====== 提供抜粋
薬がまずスタートして、最終的にはカルテまで行くと思われますが、今医療の現場で情報共有はどのような状況なのでしょうか?
柴垣先生: 医療機関間の情報共有は、いまだにファックスが中心だと思います。介護業界も医療業界もオンラインでやり取りするという基本的なこのDX(デジタル・トランスフォーメーション)の考えを全く自分たちの課題としては捉えていないので、ファックスが当たり前であり、それが唯一の情報共有だと思い込んでいます。
国が「DXやってね」と言っても全然理解が広まっていないのではないかと思われます。「そんなファックスでのやり取りはけしからん、ましてやオンラインの情報のやり取りなんかけしからん」、というのが医療・介護業界の人たちの一般的な考えではないかと、大げさではなく、思っています。
大西: どうすればファックスからオンラインに変わるのでしょうか?
市川さん: おそらく医療の現場の人たちは、オンラインでの情報共有の必要性に結構気が付いていると思います。
例えば、急な入院患者さんが来られた時、私も前に大学病院にいた時そうでしたが、その方のアレルギーや今飲んでいる薬、基礎疾患という情報はすごく大事な情報なわけです。
こういった情報が、例えばPHR(パーソナルヘルスレコード)のようなものでマイナンバーカードから引き出せることになっていれば、何の迷いもなく、即この薬はだめだとか、こういう可能性があるという決断ができるわけです。
でも、先ほど柴垣先生がおっしゃったように、ファックスを待っているとか、ご家族から聞き取らないと分からないとか、本人が喋れなかったら誰から聞いたら良いのか分からない、というようなことは往々にしてあり得るわけです。
そう考えると、現実的にはどのような人間であってもいつ倒れるか分からないわけですから、マイナンバーカードに全部紐付いていて情報を確認できるということは間違いなく恩恵しかないはずです。
多少デメリットはあるにしても、はるかに大きなベネフィットがあるはずなのに、なぜこれをやらないのかと疑問に思います。きっと反対したいだけの人たちが反対しているのだろうなと思います。
情報セキュリティの話で、「カードを拾われたらどうなるんだ」というようなことを言う人がいますが、情報は分散して管理すれば全部根こそぎ取られることはありません。その辺に関しては運用ベースでしっかりとした仕組みを考えればクリアできるはずです。
ただ「情報一元化」と言うだけで、頭からアレルギー反応を示す人たちがいます。何が大事なのかというとことをしっかり考えられていないことが大変障害になっていると思っています。
それこそ、AC(公共広告機構)のようなところでもっと啓蒙活動などを行い、「国民の安全が担保されるんですよ」ということを政府がしっかり説明するべきではないかな、と考えています。
============
====== データエントリ
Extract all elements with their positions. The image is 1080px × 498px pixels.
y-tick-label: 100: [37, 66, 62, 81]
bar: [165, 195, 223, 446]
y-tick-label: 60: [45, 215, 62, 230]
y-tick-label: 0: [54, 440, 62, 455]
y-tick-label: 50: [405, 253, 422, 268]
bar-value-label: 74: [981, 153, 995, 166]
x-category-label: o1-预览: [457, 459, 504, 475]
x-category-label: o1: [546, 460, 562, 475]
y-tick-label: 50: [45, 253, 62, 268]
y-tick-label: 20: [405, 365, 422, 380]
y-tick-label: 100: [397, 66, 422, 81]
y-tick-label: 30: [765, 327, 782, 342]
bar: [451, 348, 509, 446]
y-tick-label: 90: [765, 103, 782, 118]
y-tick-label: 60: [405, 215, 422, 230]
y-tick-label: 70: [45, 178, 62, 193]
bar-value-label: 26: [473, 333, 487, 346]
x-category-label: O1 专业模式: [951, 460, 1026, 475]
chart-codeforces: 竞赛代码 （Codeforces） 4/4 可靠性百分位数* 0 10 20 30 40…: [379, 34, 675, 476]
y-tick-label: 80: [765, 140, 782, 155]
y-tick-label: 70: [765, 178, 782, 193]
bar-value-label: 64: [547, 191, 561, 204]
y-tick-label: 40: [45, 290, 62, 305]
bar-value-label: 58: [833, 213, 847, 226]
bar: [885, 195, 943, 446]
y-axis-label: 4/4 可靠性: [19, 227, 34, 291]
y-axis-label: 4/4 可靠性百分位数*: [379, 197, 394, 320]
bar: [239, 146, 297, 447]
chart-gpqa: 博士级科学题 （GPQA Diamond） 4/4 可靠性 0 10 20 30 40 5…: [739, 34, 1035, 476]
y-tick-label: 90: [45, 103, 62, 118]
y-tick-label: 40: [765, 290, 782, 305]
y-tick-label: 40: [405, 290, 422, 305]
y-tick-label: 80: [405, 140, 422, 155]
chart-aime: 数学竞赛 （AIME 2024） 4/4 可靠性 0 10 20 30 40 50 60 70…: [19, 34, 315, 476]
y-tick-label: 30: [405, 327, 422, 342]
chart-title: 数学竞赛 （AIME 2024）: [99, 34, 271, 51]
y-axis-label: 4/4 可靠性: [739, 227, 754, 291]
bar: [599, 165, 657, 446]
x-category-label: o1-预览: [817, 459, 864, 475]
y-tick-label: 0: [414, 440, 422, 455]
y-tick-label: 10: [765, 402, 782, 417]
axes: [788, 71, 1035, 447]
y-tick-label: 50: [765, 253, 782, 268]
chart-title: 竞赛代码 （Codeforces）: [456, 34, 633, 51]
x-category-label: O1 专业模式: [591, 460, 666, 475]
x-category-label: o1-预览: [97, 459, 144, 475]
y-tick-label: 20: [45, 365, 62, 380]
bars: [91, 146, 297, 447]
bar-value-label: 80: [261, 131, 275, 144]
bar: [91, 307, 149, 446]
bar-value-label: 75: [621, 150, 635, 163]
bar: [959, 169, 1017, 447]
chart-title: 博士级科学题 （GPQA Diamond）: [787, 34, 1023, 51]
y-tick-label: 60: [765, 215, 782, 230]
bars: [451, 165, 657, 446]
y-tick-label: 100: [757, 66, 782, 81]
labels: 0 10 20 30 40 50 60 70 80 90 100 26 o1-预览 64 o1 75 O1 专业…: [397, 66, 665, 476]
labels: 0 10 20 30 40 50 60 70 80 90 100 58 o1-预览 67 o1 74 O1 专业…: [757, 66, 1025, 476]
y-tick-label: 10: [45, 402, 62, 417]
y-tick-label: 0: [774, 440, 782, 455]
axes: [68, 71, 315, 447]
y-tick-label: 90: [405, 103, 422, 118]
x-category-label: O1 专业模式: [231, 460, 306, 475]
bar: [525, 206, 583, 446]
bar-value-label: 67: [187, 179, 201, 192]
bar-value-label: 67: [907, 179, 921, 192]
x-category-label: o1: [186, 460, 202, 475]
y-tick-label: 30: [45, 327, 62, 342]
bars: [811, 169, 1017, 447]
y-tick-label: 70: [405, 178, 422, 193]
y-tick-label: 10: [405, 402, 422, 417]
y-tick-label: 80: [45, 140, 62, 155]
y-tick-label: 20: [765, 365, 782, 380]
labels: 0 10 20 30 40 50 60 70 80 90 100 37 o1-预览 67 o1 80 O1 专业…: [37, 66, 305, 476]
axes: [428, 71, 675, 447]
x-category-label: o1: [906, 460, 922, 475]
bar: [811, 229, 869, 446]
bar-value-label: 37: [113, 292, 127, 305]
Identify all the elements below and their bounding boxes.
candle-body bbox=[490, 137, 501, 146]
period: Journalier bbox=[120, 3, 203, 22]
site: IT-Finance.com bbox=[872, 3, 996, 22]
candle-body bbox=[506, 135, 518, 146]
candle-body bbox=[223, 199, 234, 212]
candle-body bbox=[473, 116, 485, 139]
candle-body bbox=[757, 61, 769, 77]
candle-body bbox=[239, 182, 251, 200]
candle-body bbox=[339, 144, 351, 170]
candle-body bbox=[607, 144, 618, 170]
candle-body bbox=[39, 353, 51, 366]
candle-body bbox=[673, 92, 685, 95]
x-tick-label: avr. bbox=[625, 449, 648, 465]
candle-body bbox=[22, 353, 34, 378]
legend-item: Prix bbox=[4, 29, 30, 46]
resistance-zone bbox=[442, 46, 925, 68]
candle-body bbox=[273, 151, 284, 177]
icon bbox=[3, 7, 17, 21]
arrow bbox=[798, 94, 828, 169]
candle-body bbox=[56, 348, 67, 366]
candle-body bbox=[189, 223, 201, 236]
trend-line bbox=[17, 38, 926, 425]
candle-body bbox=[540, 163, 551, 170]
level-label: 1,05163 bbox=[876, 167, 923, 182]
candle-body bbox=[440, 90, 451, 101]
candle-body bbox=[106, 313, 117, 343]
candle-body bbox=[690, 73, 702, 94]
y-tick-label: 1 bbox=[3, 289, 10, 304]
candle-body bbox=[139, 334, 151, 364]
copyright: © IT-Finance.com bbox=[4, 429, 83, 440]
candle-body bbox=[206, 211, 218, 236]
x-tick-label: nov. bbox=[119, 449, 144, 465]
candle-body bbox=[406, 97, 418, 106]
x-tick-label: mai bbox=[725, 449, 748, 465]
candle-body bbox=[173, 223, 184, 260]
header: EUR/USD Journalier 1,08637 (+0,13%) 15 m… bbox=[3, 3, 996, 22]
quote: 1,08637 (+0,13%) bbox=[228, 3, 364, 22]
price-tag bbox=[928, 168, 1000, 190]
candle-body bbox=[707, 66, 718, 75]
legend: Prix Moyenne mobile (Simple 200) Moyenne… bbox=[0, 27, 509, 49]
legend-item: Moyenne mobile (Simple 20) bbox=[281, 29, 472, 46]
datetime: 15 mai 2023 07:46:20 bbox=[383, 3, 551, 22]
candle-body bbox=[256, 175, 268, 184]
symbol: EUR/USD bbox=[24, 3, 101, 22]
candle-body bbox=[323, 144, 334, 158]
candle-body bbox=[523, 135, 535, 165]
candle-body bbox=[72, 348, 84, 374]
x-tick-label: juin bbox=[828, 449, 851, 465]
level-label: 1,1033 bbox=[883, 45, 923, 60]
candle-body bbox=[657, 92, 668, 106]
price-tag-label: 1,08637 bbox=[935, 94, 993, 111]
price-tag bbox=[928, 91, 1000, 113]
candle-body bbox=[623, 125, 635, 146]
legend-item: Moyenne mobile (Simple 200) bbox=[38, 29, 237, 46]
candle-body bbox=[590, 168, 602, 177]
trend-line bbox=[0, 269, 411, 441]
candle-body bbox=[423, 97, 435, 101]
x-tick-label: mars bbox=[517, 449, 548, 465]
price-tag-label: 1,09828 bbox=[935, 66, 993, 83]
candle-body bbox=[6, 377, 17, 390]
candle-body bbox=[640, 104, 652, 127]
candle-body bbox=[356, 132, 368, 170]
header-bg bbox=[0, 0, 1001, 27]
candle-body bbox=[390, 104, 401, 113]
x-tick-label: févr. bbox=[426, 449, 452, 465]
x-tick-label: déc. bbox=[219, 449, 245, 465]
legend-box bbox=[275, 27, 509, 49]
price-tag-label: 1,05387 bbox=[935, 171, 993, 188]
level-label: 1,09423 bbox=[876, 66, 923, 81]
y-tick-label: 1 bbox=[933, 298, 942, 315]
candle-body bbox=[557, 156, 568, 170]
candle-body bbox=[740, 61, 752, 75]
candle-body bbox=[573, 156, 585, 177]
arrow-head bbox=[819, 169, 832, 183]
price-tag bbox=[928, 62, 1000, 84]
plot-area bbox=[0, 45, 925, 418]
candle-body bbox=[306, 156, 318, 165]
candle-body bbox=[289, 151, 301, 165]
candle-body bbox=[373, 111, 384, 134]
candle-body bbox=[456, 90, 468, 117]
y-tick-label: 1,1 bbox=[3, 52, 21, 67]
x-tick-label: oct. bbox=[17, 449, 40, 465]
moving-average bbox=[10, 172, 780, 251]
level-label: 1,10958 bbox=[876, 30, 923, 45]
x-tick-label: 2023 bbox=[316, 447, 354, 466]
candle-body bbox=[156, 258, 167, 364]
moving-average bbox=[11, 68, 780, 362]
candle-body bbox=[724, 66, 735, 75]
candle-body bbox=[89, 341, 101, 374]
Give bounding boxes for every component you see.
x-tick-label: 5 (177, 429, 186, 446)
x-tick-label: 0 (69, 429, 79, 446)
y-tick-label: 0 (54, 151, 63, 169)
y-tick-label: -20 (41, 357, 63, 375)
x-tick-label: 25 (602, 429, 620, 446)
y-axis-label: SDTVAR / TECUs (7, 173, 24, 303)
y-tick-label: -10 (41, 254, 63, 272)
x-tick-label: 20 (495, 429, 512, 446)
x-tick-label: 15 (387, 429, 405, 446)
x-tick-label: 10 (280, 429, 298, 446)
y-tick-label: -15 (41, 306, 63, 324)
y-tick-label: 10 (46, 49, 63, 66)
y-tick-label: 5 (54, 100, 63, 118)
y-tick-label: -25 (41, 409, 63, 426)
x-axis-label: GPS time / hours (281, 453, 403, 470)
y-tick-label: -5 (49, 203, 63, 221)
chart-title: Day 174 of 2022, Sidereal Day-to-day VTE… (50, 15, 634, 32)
============
課題指示
抜粋で、括弧内に正式名称が添えられている略語をすべて挙げ、それぞれの正式名称も示してください。 エントリは使用しません。

解答
- DX（デジタル・トランスフォーメーション）
- PHR（パーソナルヘルスレコード）
- AC（公共広告機構）